TASK TO CARRY OUT:
Return all lines with the word "pyjamas" in them.

RECORDS TO USE:
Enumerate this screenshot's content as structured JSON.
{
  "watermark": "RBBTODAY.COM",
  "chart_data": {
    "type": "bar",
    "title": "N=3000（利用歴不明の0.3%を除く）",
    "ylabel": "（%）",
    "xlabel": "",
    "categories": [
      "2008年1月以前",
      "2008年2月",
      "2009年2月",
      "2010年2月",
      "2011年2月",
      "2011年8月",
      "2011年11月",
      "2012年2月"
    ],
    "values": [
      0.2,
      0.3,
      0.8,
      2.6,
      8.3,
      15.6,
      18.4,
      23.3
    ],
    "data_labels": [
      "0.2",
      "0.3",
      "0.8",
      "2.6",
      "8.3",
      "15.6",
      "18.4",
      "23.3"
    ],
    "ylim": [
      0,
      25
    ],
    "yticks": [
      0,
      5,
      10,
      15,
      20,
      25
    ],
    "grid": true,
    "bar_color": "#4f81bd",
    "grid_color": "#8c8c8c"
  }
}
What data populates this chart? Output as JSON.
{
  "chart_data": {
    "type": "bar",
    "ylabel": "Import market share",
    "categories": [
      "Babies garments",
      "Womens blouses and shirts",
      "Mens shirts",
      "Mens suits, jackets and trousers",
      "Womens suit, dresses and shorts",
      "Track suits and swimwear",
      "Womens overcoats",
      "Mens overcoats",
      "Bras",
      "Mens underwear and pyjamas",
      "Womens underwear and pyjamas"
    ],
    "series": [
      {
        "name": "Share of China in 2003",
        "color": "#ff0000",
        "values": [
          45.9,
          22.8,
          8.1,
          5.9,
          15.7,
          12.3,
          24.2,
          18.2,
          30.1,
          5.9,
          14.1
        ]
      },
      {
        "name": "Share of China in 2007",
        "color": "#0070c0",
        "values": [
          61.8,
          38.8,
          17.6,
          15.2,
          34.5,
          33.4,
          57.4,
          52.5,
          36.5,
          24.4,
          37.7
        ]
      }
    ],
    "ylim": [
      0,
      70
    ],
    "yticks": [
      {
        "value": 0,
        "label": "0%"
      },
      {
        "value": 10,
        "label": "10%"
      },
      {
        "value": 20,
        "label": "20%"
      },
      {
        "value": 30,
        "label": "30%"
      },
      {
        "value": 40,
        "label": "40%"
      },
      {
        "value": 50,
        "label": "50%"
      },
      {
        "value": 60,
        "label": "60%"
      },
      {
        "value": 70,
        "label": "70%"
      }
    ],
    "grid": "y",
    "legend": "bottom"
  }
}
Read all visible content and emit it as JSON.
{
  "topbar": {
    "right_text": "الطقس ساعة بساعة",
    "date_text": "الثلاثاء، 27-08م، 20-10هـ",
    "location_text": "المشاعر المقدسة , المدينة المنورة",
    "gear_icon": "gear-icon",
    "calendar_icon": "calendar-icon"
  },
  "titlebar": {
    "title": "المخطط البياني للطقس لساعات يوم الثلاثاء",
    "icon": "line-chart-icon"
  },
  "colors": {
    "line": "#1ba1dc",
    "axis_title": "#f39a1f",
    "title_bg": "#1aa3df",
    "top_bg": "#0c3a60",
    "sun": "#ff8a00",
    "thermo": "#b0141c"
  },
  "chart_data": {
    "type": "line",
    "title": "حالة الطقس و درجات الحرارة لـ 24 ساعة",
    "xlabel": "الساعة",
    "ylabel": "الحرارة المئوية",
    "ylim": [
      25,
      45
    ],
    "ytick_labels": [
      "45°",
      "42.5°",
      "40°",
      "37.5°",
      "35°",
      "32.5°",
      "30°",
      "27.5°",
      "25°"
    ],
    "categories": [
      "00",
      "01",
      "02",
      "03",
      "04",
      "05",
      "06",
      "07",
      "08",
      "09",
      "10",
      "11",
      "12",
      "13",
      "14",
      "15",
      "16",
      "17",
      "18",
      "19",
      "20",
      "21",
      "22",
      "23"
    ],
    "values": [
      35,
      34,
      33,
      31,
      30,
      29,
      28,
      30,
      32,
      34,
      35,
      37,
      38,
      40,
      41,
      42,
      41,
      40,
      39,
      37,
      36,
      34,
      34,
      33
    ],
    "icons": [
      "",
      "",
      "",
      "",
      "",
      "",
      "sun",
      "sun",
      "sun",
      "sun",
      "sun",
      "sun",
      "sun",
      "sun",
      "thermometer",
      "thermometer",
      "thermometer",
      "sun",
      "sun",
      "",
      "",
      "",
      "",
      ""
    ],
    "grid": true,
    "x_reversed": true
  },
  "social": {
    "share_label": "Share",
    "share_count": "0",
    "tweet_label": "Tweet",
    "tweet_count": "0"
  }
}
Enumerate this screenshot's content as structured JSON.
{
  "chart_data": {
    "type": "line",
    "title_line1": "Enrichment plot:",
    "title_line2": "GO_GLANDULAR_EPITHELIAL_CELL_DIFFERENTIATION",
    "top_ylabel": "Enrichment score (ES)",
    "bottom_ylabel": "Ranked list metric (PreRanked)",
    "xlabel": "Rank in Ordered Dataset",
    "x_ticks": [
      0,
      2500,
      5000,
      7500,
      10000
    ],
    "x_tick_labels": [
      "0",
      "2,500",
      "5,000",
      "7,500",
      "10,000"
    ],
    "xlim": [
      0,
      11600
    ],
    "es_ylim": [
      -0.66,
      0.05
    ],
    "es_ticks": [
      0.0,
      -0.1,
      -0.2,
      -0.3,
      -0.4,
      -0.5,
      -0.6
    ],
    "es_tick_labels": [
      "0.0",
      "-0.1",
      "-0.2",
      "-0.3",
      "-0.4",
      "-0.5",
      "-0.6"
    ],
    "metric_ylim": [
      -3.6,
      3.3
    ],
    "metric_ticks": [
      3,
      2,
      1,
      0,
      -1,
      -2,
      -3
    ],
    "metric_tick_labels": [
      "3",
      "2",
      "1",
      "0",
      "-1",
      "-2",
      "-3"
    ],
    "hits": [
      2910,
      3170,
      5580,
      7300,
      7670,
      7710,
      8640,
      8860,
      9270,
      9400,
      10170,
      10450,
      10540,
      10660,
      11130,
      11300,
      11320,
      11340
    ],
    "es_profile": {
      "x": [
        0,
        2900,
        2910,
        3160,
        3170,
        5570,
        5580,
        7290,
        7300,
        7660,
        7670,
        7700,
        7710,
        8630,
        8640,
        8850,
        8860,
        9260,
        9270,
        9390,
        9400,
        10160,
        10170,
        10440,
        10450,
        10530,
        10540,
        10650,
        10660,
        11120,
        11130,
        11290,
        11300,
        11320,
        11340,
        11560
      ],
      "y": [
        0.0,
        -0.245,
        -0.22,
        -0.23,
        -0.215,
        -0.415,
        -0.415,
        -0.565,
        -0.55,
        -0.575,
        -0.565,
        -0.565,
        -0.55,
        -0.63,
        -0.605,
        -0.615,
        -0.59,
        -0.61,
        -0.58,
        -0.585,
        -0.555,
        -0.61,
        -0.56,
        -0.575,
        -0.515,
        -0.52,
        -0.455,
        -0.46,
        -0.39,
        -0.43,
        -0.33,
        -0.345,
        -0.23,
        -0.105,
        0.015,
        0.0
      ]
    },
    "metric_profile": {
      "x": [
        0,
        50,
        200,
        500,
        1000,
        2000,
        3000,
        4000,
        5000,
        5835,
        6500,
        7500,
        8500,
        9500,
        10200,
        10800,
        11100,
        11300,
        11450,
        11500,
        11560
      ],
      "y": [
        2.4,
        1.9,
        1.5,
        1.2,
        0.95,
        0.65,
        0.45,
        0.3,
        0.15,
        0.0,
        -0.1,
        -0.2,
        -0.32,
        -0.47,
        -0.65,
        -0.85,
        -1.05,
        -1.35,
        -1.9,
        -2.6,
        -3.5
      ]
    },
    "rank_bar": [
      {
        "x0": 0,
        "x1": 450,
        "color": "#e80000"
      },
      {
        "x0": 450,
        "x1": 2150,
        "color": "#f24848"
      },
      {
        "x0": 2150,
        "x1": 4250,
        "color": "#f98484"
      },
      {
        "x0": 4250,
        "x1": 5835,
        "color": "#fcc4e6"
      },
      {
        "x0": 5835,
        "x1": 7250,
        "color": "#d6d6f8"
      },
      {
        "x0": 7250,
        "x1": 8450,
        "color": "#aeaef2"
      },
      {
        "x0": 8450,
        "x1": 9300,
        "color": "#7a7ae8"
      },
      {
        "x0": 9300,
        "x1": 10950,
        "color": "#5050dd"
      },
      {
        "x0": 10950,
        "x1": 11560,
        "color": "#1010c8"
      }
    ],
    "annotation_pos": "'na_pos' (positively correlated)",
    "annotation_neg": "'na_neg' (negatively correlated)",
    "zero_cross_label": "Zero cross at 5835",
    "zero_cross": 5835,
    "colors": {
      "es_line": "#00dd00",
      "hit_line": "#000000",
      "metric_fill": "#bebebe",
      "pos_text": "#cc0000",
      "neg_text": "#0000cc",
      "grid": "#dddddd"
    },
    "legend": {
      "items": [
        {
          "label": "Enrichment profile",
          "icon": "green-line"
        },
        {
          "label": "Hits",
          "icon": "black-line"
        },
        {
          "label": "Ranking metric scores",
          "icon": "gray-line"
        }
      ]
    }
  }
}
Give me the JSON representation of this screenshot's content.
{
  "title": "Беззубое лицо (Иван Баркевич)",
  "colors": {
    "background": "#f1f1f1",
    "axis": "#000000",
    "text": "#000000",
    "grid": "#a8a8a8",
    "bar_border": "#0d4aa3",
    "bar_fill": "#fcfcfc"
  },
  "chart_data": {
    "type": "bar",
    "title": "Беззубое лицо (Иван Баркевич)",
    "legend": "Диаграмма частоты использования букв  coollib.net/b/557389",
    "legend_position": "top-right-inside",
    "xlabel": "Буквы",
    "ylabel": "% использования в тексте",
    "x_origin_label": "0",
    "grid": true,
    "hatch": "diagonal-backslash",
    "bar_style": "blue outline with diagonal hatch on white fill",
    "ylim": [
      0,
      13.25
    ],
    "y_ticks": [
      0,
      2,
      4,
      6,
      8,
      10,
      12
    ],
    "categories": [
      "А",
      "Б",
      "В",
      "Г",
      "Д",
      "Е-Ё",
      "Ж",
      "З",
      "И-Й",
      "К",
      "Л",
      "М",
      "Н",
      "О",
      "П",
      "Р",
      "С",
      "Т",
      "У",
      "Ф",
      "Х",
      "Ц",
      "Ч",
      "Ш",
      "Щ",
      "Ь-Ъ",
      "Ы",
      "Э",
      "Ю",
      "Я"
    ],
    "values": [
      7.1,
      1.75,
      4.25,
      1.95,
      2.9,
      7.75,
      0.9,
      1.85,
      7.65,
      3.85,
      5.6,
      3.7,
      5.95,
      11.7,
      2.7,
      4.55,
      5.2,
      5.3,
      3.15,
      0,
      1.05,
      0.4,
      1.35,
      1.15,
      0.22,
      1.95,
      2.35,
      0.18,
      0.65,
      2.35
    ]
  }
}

EXERCISE OUTPUT:
      "Mens underwear and pyjamas",
      "Womens underwear and pyjamas"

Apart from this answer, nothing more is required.